:: Written instruction ::
Please say how many lines of the listing hold "warning", with no other words in the answer.

>> start

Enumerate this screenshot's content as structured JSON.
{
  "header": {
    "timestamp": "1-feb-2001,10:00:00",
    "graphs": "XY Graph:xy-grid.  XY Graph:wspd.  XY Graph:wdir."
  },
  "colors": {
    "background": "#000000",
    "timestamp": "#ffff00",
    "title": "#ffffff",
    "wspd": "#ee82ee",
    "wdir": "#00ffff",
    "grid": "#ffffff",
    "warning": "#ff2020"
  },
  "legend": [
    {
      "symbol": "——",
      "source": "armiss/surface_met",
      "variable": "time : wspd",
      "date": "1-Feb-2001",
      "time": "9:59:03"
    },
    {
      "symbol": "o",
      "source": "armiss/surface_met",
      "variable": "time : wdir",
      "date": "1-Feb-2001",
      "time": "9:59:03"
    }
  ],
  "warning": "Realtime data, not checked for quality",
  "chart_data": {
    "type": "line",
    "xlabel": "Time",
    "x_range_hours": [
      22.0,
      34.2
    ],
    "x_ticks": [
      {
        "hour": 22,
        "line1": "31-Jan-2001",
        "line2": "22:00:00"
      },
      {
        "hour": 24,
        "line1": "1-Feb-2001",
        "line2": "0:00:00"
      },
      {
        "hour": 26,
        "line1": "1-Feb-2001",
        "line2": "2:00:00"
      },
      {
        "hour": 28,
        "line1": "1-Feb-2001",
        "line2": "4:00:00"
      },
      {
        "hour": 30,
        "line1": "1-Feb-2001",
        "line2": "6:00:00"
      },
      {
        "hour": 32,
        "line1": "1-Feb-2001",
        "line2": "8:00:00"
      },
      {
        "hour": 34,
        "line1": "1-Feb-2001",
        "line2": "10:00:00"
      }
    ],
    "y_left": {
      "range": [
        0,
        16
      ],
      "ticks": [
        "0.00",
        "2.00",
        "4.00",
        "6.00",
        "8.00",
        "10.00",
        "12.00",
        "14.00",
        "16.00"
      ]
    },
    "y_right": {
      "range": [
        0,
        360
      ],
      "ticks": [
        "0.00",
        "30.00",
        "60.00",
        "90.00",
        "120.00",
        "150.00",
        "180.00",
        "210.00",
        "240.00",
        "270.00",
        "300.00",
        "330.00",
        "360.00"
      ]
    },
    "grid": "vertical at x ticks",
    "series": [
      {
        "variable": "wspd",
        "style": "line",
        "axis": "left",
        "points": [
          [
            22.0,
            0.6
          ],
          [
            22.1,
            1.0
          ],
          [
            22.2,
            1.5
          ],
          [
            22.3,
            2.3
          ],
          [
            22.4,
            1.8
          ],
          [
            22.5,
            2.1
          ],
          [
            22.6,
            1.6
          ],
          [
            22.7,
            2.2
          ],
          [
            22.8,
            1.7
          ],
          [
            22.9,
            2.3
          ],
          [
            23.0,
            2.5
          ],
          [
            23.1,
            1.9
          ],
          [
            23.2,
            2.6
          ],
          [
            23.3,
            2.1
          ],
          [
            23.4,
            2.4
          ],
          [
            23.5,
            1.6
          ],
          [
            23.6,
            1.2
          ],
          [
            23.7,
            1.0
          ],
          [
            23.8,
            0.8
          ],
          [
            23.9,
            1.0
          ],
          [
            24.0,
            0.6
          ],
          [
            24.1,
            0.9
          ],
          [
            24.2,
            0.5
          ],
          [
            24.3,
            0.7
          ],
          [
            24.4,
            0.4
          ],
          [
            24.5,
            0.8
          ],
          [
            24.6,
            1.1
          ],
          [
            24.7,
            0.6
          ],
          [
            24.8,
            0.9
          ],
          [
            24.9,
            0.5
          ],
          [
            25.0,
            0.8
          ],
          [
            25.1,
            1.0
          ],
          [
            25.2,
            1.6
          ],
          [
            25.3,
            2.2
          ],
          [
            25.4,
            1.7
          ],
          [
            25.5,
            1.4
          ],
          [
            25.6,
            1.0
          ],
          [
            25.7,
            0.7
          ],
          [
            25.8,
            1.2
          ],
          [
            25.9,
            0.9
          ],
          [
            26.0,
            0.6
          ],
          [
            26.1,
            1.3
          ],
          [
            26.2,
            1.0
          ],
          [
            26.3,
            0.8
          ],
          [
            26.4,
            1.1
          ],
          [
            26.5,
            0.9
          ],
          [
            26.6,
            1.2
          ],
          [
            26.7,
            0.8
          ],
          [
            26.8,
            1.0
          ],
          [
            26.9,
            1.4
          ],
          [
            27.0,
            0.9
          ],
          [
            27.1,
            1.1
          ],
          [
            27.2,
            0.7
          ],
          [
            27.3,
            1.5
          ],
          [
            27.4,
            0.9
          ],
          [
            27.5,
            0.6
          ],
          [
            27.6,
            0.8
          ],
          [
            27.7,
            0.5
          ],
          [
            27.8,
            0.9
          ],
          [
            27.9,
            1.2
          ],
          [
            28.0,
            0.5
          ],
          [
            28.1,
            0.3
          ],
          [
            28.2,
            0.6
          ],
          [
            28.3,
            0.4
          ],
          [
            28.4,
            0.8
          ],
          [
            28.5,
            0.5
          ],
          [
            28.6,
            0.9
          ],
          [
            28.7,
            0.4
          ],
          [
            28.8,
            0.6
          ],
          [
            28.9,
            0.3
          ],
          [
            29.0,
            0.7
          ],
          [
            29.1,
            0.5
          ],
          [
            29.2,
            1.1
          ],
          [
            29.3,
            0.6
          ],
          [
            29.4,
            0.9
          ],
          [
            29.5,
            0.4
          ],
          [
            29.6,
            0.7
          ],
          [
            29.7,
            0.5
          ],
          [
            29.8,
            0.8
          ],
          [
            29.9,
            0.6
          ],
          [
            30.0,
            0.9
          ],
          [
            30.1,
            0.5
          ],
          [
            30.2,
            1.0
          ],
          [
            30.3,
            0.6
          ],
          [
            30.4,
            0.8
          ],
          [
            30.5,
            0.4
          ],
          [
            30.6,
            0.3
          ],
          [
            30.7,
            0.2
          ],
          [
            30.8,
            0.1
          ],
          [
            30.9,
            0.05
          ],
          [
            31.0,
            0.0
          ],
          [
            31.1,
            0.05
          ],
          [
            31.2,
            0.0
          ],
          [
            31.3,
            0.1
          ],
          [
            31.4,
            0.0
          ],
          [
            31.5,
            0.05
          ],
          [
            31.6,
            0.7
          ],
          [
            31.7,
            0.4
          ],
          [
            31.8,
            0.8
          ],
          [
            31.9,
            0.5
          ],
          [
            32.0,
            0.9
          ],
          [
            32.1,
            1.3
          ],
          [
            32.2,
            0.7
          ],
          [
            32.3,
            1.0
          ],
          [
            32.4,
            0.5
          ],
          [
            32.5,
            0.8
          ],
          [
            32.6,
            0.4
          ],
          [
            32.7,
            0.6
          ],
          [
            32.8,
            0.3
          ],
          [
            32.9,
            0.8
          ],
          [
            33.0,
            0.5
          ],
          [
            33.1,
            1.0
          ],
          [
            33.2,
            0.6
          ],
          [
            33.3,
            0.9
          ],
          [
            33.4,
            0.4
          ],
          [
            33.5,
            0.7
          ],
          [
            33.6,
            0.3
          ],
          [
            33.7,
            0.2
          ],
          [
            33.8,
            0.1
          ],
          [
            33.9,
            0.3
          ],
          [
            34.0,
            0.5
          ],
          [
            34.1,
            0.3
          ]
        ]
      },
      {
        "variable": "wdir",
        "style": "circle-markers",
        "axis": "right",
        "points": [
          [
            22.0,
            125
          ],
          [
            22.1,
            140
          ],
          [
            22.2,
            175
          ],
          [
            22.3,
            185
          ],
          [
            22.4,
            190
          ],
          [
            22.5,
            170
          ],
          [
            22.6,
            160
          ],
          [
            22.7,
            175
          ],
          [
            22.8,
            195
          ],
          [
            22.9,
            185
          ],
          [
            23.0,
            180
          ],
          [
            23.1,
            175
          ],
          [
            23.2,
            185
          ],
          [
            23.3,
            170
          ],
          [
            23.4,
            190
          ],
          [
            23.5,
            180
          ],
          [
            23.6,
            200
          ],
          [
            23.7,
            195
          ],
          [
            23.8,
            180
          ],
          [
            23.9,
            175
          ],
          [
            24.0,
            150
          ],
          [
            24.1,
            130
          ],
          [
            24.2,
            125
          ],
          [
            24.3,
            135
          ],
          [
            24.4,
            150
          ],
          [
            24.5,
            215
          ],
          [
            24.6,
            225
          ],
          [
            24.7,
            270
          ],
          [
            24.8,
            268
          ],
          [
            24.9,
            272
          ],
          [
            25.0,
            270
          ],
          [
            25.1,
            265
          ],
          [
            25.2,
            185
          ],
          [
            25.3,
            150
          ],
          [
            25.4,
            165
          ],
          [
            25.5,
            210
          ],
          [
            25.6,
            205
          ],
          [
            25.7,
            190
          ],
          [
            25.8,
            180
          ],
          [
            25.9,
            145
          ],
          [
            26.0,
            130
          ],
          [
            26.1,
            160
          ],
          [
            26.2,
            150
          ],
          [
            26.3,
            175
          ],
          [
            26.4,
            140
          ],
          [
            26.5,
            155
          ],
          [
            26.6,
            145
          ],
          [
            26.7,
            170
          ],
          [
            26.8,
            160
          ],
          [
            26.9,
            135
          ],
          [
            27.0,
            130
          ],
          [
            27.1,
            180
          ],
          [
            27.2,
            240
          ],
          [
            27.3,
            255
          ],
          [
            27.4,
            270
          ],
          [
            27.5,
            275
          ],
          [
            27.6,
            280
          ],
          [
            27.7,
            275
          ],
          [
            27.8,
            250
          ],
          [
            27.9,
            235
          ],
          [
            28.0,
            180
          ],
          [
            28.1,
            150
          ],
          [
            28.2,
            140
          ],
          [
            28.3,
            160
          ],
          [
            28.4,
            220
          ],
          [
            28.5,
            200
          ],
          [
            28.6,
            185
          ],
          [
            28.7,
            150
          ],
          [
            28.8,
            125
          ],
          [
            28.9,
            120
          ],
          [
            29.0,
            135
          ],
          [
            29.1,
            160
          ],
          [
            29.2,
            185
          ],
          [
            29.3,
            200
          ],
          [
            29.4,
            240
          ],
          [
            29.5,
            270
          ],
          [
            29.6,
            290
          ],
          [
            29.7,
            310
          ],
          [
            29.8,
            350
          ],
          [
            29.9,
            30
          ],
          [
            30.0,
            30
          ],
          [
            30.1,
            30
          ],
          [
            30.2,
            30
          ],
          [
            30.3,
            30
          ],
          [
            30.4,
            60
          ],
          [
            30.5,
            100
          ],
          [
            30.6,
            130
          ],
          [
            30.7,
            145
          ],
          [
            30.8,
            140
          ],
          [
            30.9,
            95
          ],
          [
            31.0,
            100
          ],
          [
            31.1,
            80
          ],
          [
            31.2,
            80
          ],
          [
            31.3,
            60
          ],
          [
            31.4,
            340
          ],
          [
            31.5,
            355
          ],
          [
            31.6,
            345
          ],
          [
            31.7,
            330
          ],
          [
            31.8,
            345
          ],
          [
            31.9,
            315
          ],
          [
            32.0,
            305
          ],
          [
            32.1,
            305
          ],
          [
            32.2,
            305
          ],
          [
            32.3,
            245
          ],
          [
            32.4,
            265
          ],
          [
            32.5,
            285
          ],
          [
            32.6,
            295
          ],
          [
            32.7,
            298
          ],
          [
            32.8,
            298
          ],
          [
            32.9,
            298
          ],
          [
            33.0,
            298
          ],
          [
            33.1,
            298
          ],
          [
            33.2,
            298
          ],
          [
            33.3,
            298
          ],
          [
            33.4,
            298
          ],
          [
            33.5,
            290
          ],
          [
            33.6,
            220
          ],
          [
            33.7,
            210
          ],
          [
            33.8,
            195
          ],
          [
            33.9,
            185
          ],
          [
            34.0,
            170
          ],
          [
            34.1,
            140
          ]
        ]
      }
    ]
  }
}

>> end

:: Correct response ::
2